— start Rows —
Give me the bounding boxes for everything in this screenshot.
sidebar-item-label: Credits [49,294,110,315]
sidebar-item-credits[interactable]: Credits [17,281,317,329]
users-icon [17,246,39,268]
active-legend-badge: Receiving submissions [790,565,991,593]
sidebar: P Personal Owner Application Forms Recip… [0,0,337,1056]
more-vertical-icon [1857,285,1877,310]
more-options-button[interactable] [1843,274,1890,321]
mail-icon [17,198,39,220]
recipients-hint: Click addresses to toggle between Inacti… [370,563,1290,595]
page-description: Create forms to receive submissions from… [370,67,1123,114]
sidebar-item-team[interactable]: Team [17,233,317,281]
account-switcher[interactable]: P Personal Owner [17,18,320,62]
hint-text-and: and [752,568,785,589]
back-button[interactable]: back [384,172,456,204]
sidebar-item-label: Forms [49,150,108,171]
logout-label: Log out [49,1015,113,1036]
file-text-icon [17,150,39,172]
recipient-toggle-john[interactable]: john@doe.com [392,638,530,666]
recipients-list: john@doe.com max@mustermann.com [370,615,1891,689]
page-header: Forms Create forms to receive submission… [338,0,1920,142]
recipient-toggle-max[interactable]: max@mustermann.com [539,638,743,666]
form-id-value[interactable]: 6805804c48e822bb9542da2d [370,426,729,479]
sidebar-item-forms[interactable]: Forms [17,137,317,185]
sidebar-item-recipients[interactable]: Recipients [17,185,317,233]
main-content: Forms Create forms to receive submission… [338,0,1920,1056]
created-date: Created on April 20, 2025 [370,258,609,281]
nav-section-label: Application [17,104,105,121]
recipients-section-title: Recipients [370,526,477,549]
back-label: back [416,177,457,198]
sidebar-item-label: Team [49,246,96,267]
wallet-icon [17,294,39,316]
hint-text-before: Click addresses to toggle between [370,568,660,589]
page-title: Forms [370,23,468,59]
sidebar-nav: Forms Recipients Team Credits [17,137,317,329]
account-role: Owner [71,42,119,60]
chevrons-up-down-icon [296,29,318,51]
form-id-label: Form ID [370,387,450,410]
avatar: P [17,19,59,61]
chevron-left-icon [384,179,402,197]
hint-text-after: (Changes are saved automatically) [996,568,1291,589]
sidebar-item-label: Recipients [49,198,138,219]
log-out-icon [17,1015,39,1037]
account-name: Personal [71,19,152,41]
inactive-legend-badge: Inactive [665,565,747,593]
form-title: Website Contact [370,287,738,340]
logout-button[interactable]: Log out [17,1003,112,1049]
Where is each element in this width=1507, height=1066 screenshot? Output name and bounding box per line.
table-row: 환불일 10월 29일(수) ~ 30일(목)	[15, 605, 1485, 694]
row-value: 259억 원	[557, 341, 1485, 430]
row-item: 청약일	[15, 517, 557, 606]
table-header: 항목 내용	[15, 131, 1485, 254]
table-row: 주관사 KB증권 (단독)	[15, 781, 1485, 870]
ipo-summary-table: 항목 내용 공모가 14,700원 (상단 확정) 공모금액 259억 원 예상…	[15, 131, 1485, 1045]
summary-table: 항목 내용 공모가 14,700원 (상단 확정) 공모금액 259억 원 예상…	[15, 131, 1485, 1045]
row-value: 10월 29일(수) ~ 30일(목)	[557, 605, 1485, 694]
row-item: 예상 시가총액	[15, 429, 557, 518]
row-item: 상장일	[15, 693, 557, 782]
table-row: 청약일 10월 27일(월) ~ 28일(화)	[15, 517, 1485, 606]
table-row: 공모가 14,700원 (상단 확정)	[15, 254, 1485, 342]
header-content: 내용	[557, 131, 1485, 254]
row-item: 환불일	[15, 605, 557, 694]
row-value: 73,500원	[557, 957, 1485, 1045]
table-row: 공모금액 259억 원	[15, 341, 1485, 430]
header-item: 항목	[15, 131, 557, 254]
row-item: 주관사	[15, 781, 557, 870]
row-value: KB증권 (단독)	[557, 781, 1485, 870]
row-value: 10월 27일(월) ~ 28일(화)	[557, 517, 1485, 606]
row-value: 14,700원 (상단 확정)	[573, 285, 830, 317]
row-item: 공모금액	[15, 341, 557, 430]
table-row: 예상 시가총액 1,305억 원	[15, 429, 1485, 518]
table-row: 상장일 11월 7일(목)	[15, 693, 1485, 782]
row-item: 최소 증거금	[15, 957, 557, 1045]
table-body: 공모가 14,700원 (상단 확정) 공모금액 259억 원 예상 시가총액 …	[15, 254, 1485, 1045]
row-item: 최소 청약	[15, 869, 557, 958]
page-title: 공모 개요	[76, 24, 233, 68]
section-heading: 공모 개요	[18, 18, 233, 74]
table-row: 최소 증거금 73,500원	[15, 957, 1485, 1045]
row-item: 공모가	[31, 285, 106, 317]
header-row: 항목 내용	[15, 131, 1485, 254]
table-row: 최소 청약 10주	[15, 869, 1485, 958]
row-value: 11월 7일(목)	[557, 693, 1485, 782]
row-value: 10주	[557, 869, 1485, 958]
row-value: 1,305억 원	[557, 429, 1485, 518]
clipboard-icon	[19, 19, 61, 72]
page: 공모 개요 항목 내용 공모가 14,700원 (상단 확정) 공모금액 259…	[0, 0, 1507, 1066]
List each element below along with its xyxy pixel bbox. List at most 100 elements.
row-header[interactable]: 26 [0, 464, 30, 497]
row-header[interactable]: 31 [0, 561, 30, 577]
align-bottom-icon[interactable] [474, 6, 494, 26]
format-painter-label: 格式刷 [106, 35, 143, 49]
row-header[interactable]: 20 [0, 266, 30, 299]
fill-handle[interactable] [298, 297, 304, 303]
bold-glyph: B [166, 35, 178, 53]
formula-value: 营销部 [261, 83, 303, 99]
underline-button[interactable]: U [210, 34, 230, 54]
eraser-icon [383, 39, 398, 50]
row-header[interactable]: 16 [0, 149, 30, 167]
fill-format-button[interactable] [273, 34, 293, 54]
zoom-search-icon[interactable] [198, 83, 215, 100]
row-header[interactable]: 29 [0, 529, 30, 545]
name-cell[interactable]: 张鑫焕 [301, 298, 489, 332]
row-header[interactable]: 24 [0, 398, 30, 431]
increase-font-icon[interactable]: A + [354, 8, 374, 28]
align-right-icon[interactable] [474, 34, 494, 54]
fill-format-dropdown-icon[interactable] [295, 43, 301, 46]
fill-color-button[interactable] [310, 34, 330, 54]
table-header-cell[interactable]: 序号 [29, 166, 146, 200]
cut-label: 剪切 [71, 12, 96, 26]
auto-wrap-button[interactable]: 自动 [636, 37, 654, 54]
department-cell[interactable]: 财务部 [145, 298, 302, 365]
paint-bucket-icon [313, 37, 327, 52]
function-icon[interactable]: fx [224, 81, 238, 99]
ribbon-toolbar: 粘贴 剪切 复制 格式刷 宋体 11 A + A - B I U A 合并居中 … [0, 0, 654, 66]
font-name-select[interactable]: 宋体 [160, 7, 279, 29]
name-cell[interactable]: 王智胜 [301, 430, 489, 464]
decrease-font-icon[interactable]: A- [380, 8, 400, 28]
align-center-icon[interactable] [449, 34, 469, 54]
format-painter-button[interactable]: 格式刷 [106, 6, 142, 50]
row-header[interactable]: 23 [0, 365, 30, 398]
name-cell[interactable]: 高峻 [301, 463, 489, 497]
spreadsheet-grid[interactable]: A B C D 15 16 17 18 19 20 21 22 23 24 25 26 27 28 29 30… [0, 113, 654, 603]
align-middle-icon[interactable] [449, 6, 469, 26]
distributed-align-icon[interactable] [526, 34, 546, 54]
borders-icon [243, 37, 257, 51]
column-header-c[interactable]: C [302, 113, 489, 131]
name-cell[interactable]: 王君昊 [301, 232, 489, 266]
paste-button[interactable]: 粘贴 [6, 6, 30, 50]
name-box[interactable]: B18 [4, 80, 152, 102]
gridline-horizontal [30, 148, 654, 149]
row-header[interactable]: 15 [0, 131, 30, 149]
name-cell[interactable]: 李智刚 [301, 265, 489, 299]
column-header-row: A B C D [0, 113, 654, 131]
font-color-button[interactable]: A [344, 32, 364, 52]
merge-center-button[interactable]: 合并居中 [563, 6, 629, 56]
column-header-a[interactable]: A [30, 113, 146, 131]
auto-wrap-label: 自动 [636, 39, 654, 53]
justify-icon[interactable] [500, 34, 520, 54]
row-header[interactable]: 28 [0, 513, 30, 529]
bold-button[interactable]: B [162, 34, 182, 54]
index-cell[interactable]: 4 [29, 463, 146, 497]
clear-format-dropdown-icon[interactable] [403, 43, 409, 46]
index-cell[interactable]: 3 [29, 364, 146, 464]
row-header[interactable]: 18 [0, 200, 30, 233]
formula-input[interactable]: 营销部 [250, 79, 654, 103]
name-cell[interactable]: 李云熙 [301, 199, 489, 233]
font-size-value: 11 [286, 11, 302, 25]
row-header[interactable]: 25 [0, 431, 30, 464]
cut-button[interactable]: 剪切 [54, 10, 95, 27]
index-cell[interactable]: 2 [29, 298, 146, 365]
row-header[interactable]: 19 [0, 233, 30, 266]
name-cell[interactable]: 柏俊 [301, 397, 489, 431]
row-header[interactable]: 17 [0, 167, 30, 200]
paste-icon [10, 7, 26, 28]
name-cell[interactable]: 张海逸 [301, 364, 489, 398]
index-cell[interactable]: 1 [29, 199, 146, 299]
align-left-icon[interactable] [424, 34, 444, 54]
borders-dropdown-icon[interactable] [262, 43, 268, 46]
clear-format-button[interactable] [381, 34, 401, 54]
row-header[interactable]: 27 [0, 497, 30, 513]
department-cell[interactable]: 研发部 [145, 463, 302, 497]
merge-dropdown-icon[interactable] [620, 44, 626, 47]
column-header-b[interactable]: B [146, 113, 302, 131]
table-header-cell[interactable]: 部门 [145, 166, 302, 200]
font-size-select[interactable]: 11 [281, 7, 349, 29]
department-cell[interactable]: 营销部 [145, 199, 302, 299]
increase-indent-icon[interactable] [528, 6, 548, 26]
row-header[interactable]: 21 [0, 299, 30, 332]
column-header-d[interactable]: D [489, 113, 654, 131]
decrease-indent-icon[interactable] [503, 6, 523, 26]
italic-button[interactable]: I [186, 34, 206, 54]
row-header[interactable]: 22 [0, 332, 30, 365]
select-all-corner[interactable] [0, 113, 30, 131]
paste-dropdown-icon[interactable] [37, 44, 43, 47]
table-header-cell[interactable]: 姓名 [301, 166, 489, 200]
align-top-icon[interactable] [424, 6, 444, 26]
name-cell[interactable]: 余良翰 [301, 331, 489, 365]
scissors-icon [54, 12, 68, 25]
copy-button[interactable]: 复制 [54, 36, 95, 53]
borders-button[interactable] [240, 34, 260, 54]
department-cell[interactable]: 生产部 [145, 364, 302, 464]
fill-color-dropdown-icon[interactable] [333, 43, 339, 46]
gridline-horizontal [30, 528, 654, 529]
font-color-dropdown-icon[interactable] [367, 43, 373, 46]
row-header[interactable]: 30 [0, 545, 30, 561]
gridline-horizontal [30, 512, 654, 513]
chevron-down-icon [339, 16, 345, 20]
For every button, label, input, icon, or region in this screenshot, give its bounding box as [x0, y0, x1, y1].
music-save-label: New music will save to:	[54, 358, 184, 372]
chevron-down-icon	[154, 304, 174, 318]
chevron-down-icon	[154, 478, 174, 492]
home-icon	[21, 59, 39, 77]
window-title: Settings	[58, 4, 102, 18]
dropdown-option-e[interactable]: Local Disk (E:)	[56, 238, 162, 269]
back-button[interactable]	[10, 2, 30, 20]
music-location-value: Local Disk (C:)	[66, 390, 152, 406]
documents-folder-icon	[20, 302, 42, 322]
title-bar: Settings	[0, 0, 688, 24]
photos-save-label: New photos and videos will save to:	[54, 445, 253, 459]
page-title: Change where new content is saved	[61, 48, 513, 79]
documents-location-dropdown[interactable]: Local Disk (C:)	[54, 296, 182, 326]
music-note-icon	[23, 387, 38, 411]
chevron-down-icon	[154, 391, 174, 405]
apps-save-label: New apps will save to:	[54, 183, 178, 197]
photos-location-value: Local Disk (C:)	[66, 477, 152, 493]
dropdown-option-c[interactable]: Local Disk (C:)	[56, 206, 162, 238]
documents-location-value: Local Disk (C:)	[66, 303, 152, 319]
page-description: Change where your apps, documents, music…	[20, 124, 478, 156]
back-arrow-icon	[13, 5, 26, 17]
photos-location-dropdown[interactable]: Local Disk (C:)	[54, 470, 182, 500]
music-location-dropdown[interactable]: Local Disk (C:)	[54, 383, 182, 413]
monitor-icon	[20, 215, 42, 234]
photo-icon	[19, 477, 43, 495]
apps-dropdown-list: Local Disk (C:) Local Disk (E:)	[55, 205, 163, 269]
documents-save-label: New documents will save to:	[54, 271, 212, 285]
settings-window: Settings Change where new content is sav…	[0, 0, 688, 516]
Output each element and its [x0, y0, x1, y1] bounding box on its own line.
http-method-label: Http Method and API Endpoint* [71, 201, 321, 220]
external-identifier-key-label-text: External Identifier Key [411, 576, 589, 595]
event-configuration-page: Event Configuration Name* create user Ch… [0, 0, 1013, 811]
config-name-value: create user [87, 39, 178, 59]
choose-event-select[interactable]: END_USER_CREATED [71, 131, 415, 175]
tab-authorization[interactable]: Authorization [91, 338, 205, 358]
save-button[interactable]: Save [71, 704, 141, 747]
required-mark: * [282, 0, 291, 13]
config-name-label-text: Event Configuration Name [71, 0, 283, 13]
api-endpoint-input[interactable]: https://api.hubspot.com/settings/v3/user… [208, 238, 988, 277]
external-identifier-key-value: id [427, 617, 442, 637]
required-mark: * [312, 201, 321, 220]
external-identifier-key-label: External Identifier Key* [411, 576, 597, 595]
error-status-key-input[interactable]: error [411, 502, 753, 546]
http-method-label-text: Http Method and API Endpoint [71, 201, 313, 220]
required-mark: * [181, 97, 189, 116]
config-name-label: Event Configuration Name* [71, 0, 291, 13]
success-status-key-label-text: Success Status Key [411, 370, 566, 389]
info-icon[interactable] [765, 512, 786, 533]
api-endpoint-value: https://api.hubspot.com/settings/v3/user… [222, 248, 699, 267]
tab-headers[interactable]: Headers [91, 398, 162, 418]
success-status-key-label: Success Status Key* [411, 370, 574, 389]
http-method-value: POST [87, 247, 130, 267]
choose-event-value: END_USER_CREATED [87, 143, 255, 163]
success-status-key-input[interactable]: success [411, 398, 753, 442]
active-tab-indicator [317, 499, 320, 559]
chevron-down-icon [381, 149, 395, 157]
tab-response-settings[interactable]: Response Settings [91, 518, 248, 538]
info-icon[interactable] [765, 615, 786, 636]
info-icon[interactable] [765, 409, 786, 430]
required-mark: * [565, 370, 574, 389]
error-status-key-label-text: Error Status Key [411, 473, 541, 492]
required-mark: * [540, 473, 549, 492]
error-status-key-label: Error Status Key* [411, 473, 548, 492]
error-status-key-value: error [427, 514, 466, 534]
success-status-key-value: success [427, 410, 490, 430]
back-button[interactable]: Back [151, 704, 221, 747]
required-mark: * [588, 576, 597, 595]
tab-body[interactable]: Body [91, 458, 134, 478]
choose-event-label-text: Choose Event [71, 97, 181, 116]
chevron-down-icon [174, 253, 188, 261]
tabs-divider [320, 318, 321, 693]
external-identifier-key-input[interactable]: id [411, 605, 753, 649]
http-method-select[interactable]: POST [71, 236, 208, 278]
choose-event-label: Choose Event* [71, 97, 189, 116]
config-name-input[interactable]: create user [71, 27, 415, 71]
— end Rows —
**Your objective:** How many lines in the data above contain the string "title"? Case counts, so reply with the number alone.

**Completed exercise:** 7